*SET EXERCISE*:
Retype all of the data. Every line must match exactly.

[Records excerpted from a collection]
☆ ☆ ☆ ☆

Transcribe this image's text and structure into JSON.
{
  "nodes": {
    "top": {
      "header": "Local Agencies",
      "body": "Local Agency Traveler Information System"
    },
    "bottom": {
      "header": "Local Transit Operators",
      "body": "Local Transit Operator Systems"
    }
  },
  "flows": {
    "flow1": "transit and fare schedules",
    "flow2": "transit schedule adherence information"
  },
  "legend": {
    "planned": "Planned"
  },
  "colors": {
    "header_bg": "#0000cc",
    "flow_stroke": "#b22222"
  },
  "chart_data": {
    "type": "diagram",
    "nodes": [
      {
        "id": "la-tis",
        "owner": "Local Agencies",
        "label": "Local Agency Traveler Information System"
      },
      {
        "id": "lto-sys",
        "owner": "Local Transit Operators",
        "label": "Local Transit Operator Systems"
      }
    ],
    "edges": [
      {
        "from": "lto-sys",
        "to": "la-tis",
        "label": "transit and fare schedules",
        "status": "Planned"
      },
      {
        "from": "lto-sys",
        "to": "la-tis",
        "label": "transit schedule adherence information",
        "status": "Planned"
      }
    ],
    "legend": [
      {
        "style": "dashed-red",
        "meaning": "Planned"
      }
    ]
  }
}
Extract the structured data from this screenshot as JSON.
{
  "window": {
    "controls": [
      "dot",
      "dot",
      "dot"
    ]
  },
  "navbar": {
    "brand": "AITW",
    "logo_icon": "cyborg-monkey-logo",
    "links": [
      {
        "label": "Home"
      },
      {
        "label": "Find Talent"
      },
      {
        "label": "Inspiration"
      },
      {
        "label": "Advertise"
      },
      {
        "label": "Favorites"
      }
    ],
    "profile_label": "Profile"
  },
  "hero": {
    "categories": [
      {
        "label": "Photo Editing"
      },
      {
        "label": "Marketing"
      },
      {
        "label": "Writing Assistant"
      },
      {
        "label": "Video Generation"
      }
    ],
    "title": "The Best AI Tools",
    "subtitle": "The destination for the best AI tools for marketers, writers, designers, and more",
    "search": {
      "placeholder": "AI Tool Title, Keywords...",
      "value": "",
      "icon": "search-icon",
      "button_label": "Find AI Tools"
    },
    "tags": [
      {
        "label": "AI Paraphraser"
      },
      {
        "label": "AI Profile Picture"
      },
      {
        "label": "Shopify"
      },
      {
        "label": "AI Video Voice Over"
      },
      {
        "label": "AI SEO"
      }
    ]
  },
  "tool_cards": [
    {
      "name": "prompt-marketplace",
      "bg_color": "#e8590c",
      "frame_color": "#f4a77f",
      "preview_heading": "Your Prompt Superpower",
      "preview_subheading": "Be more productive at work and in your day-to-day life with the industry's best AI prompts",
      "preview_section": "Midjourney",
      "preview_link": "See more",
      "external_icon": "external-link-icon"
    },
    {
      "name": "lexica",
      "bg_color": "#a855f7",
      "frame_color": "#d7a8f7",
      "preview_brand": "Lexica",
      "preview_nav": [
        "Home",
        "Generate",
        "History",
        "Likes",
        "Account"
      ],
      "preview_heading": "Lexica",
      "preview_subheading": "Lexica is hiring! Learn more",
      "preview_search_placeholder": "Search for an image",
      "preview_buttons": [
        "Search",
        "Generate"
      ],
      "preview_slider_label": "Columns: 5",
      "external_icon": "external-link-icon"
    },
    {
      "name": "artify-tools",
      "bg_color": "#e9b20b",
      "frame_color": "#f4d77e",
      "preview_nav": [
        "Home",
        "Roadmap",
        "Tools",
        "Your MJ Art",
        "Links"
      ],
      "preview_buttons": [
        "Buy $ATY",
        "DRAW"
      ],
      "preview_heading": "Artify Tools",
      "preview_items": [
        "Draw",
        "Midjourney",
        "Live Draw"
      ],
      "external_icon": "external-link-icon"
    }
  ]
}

☆ ☆ ☆ ☆

*THE RESPONSE*:
Transcribe this image's text and structure into JSON.
{
  "nodes": {
    "top": {
      "header": "Local Agencies",
      "body": "Local Agency Traveler Information System"
    },
    "bottom": {
      "header": "Local Transit Operators",
      "body": "Local Transit Operator Systems"
    }
  },
  "flows": {
    "flow1": "transit and fare schedules",
    "flow2": "transit schedule adherence information"
  },
  "legend": {
    "planned": "Planned"
  },
  "colors": {
    "header_bg": "#0000cc",
    "flow_stroke": "#b22222"
  },
  "chart_data": {
    "type": "diagram",
    "nodes": [
      {
        "id": "la-tis",
        "owner": "Local Agencies",
        "label": "Local Agency Traveler Information System"
      },
      {
        "id": "lto-sys",
        "owner": "Local Transit Operators",
        "label": "Local Transit Operator Systems"
      }
    ],
    "edges": [
      {
        "from": "lto-sys",
        "to": "la-tis",
        "label": "transit and fare schedules",
        "status": "Planned"
      },
      {
        "from": "lto-sys",
        "to": "la-tis",
        "label": "transit schedule adherence information",
        "status": "Planned"
      }
    ],
    "legend": [
      {
        "style": "dashed-red",
        "meaning": "Planned"
      }
    ]
  }
}
Extract the structured data from this screenshot as JSON.
{
  "window": {
    "controls": [
      "dot",
      "dot",
      "dot"
    ]
  },
  "navbar": {
    "brand": "AITW",
    "logo_icon": "cyborg-monkey-logo",
    "links": [
      {
        "label": "Home"
      },
      {
        "label": "Find Talent"
      },
      {
        "label": "Inspiration"
      },
      {
        "label": "Advertise"
      },
      {
        "label": "Favorites"
      }
    ],
    "profile_label": "Profile"
  },
  "hero": {
    "categories": [
      {
        "label": "Photo Editing"
      },
      {
        "label": "Marketing"
      },
      {
        "label": "Writing Assistant"
      },
      {
        "label": "Video Generation"
      }
    ],
    "title": "The Best AI Tools",
    "subtitle": "The destination for the best AI tools for marketers, writers, designers, and more",
    "search": {
      "placeholder": "AI Tool Title, Keywords...",
      "value": "",
      "icon": "search-icon",
      "button_label": "Find AI Tools"
    },
    "tags": [
      {
        "label": "AI Paraphraser"
      },
      {
        "label": "AI Profile Picture"
      },
      {
        "label": "Shopify"
      },
      {
        "label": "AI Video Voice Over"
      },
      {
        "label": "AI SEO"
      }
    ]
  },
  "tool_cards": [
    {
      "name": "prompt-marketplace",
      "bg_color": "#e8590c",
      "frame_color": "#f4a77f",
      "preview_heading": "Your Prompt Superpower",
      "preview_subheading": "Be more productive at work and in your day-to-day life with the industry's best AI prompts",
      "preview_section": "Midjourney",
      "preview_link": "See more",
      "external_icon": "external-link-icon"
    },
    {
      "name": "lexica",
      "bg_color": "#a855f7",
      "frame_color": "#d7a8f7",
      "preview_brand": "Lexica",
      "preview_nav": [
        "Home",
        "Generate",
        "History",
        "Likes",
        "Account"
      ],
      "preview_heading": "Lexica",
      "preview_subheading": "Lexica is hiring! Learn more",
      "preview_search_placeholder": "Search for an image",
      "preview_buttons": [
        "Search",
        "Generate"
      ],
      "preview_slider_label": "Columns: 5",
      "external_icon": "external-link-icon"
    },
    {
      "name": "artify-tools",
      "bg_color": "#e9b20b",
      "frame_color": "#f4d77e",
      "preview_nav": [
        "Home",
        "Roadmap",
        "Tools",
        "Your MJ Art",
        "Links"
      ],
      "preview_buttons": [
        "Buy $ATY",
        "DRAW"
      ],
      "preview_heading": "Artify Tools",
      "preview_items": [
        "Draw",
        "Midjourney",
        "Live Draw"
      ],
      "external_icon": "external-link-icon"
    }
  ]
}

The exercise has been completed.